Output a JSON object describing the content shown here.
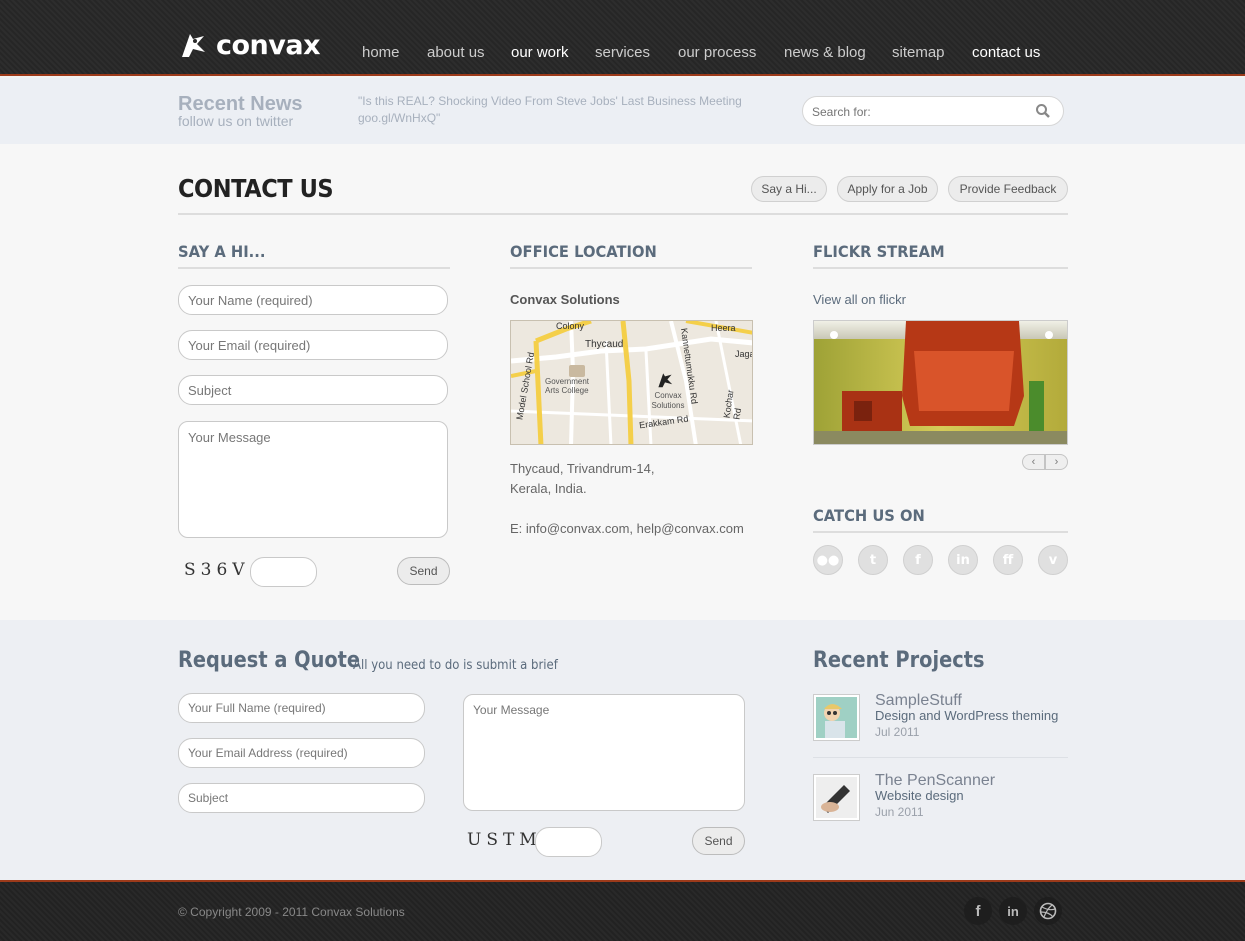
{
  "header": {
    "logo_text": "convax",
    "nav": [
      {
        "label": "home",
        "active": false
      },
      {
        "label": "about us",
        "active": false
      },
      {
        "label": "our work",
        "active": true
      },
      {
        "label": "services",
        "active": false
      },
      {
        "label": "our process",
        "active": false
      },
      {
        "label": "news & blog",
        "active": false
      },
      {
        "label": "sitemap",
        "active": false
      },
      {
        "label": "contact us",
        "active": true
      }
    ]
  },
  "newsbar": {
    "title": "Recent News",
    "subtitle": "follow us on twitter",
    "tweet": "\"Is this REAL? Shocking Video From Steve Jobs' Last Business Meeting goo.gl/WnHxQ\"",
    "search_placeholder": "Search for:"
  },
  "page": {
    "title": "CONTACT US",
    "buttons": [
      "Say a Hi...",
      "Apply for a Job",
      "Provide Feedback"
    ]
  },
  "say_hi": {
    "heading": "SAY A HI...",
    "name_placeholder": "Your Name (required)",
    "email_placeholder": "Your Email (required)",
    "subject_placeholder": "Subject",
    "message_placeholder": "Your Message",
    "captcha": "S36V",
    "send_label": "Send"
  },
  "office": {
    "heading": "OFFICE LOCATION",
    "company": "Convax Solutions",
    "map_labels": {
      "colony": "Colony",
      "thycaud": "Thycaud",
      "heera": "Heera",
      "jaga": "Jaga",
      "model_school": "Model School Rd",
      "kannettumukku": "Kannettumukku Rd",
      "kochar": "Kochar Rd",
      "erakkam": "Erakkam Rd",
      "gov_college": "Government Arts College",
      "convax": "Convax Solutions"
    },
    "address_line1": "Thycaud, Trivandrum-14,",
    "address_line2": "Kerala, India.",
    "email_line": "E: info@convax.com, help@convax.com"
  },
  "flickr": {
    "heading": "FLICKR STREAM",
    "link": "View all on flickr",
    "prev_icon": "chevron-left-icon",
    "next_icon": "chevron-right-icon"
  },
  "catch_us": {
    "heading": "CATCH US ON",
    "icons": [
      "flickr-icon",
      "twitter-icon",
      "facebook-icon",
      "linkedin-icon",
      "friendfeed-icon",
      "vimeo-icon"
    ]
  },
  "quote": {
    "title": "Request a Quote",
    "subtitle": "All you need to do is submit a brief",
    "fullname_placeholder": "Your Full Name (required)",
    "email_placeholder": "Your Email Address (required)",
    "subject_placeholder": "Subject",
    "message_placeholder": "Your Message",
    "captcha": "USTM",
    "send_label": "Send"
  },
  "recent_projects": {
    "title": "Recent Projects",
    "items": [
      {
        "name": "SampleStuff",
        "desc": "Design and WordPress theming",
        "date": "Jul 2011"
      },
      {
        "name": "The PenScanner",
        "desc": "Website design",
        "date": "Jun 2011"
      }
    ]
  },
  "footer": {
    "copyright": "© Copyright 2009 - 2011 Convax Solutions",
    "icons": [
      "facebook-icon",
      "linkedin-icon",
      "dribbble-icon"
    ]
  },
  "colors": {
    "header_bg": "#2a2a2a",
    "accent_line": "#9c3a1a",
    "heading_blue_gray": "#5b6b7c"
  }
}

---

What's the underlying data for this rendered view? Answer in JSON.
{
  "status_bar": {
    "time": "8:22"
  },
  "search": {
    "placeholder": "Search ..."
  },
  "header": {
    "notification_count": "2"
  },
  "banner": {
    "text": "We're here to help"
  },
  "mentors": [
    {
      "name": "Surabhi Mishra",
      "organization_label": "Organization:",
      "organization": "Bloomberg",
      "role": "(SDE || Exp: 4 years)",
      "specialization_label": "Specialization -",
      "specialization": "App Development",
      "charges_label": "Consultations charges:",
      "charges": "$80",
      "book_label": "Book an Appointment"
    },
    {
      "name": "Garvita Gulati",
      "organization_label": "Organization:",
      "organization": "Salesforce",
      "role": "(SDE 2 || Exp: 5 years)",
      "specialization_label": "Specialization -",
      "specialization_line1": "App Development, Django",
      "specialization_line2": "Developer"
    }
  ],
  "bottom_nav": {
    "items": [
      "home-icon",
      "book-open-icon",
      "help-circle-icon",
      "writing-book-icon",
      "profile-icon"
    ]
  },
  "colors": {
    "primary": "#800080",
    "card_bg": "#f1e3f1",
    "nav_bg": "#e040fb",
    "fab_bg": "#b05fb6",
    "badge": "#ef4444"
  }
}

---

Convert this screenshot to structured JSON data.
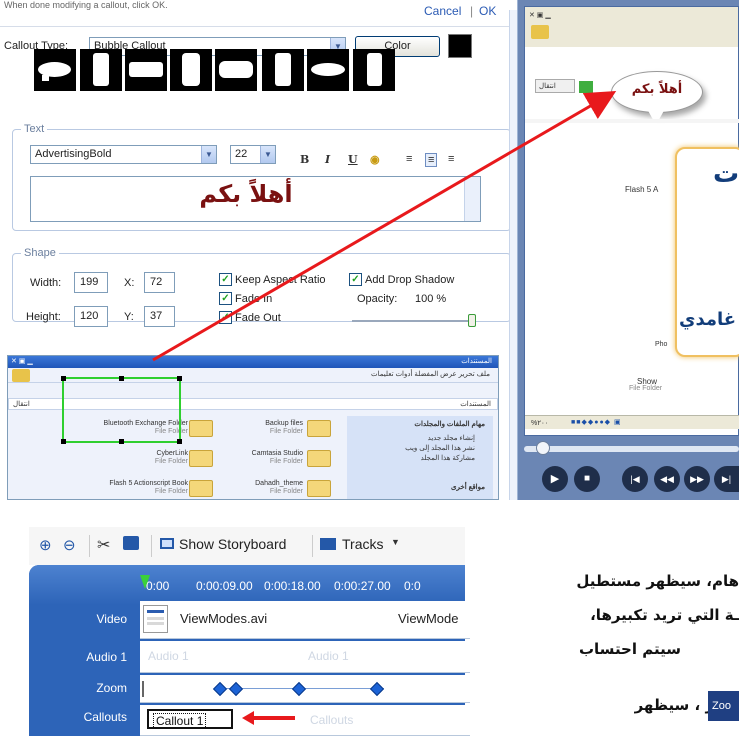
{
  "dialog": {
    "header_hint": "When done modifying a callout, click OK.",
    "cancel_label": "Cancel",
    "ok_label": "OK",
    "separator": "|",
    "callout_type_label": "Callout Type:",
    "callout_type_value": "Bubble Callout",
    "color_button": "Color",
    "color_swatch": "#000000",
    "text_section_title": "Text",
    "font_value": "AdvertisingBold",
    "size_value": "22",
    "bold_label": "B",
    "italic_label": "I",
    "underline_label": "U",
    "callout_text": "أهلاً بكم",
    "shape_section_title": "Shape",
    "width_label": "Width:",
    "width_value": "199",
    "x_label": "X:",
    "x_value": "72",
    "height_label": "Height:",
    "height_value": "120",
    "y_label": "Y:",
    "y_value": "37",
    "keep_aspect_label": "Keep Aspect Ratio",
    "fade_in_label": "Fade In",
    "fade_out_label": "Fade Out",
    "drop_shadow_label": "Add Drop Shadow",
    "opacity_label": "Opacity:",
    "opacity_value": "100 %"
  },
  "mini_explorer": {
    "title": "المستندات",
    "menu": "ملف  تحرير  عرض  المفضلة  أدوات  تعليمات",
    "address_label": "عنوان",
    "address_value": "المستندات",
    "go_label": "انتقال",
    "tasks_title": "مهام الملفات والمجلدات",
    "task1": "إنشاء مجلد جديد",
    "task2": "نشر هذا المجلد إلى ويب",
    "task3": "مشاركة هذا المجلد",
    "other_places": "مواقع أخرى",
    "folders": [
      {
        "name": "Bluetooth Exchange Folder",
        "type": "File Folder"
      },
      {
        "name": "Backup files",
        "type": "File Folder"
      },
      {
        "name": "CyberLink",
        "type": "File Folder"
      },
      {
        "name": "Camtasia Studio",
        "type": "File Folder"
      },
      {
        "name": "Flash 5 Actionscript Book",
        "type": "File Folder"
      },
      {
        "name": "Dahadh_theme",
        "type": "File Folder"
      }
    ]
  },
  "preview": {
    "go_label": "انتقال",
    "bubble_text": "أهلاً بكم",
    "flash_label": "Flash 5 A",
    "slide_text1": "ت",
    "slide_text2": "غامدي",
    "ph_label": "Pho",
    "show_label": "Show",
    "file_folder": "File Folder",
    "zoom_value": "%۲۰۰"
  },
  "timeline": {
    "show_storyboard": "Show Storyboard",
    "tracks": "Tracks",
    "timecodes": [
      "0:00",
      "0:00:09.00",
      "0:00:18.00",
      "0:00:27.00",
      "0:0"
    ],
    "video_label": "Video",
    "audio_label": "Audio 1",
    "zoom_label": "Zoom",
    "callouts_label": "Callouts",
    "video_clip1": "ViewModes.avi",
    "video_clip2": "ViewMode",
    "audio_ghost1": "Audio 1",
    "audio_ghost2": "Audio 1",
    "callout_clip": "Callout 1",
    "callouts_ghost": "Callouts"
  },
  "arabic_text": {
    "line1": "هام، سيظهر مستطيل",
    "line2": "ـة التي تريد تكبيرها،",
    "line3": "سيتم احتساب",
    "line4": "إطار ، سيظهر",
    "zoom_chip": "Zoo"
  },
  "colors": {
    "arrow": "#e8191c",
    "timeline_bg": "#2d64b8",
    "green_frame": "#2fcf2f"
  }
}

THE REQUEST:
From the records above, pull out each line that has "subtitle".

ANSWER BELOW:
    "subtitle": "follow us on twitter",
    "subtitle": "All you need to do is submit a brief",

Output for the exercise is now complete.